- **WHAT THE EXERCISE ASKS**
Keep the pictures out of the copy and repeat the records exactly.

- **LISTING**

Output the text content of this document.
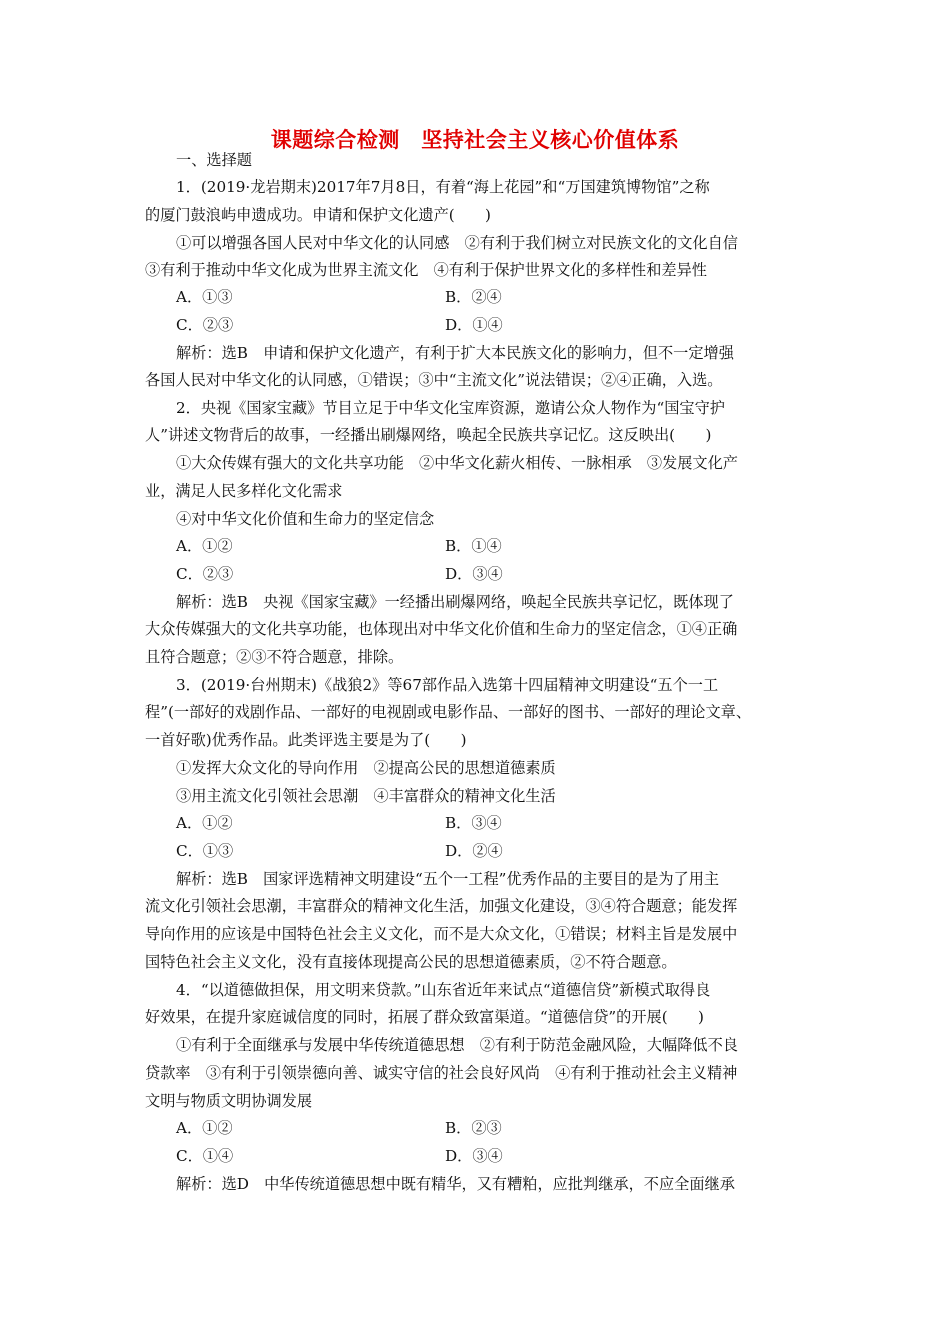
课题综合检测　坚持社会主义核心价值体系
一、选择题
1．(2019·龙岩期末)2017年7月8日，有着“海上花园”和“万国建筑博物馆”之称
的厦门鼓浪屿申遗成功。申请和保护文化遗产(　　)
①可以增强各国人民对中华文化的认同感　②有利于我们树立对民族文化的文化自信
③有利于推动中华文化成为世界主流文化　④有利于保护世界文化的多样性和差异性
A．①③	B．②④
C．②③	D．①④
解析：选B　申请和保护文化遗产，有利于扩大本民族文化的影响力，但不一定增强
各国人民对中华文化的认同感，①错误；③中“主流文化”说法错误；②④正确，入选。
2．央视《国家宝藏》节目立足于中华文化宝库资源，邀请公众人物作为“国宝守护
人”讲述文物背后的故事，一经播出刷爆网络，唤起全民族共享记忆。这反映出(　　)
①大众传媒有强大的文化共享功能　②中华文化薪火相传、一脉相承　③发展文化产
业，满足人民多样化文化需求
④对中华文化价值和生命力的坚定信念
A．①②	B．①④
C．②③	D．③④
解析：选B　央视《国家宝藏》一经播出刷爆网络，唤起全民族共享记忆，既体现了
大众传媒强大的文化共享功能，也体现出对中华文化价值和生命力的坚定信念，①④正确
且符合题意；②③不符合题意，排除。
3．(2019·台州期末)《战狼2》等67部作品入选第十四届精神文明建设“五个一工
程”(一部好的戏剧作品、一部好的电视剧或电影作品、一部好的图书、一部好的理论文章、
一首好歌)优秀作品。此类评选主要是为了(　　)
①发挥大众文化的导向作用　②提高公民的思想道德素质
③用主流文化引领社会思潮　④丰富群众的精神文化生活
A．①②	B．③④
C．①③	D．②④
解析：选B　国家评选精神文明建设“五个一工程”优秀作品的主要目的是为了用主
流文化引领社会思潮，丰富群众的精神文化生活，加强文化建设，③④符合题意；能发挥
导向作用的应该是中国特色社会主义文化，而不是大众文化，①错误；材料主旨是发展中
国特色社会主义文化，没有直接体现提高公民的思想道德素质，②不符合题意。
4．“以道德做担保，用文明来贷款。”山东省近年来试点“道德信贷”新模式取得良
好效果，在提升家庭诚信度的同时，拓展了群众致富渠道。“道德信贷”的开展(　　)
①有利于全面继承与发展中华传统道德思想　②有利于防范金融风险，大幅降低不良
贷款率　③有利于引领崇德向善、诚实守信的社会良好风尚　④有利于推动社会主义精神
文明与物质文明协调发展
A．①②	B．②③
C．①④	D．③④
解析：选D　中华传统道德思想中既有精华，又有糟粕，应批判继承，不应全面继承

- **EXERCISE SOLUTION**
Output the text content of this document.
课题综合检测　坚持社会主义核心价值体系
一、选择题
1．(2019·龙岩期末)2017年7月8日，有着“海上花园”和“万国建筑博物馆”之称
的厦门鼓浪屿申遗成功。申请和保护文化遗产(　　)
①可以增强各国人民对中华文化的认同感　②有利于我们树立对民族文化的文化自信
③有利于推动中华文化成为世界主流文化　④有利于保护世界文化的多样性和差异性
A．①③	B．②④
C．②③	D．①④
解析：选B　申请和保护文化遗产，有利于扩大本民族文化的影响力，但不一定增强
各国人民对中华文化的认同感，①错误；③中“主流文化”说法错误；②④正确，入选。
2．央视《国家宝藏》节目立足于中华文化宝库资源，邀请公众人物作为“国宝守护
人”讲述文物背后的故事，一经播出刷爆网络，唤起全民族共享记忆。这反映出(　　)
①大众传媒有强大的文化共享功能　②中华文化薪火相传、一脉相承　③发展文化产
业，满足人民多样化文化需求
④对中华文化价值和生命力的坚定信念
A．①②	B．①④
C．②③	D．③④
解析：选B　央视《国家宝藏》一经播出刷爆网络，唤起全民族共享记忆，既体现了
大众传媒强大的文化共享功能，也体现出对中华文化价值和生命力的坚定信念，①④正确
且符合题意；②③不符合题意，排除。
3．(2019·台州期末)《战狼2》等67部作品入选第十四届精神文明建设“五个一工
程”(一部好的戏剧作品、一部好的电视剧或电影作品、一部好的图书、一部好的理论文章、
一首好歌)优秀作品。此类评选主要是为了(　　)
①发挥大众文化的导向作用　②提高公民的思想道德素质
③用主流文化引领社会思潮　④丰富群众的精神文化生活
A．①②	B．③④
C．①③	D．②④
解析：选B　国家评选精神文明建设“五个一工程”优秀作品的主要目的是为了用主
流文化引领社会思潮，丰富群众的精神文化生活，加强文化建设，③④符合题意；能发挥
导向作用的应该是中国特色社会主义文化，而不是大众文化，①错误；材料主旨是发展中
国特色社会主义文化，没有直接体现提高公民的思想道德素质，②不符合题意。
4．“以道德做担保，用文明来贷款。”山东省近年来试点“道德信贷”新模式取得良
好效果，在提升家庭诚信度的同时，拓展了群众致富渠道。“道德信贷”的开展(　　)
①有利于全面继承与发展中华传统道德思想　②有利于防范金融风险，大幅降低不良
贷款率　③有利于引领崇德向善、诚实守信的社会良好风尚　④有利于推动社会主义精神
文明与物质文明协调发展
A．①②	B．②③
C．①④	D．③④
解析：选D　中华传统道德思想中既有精华，又有糟粕，应批判继承，不应全面继承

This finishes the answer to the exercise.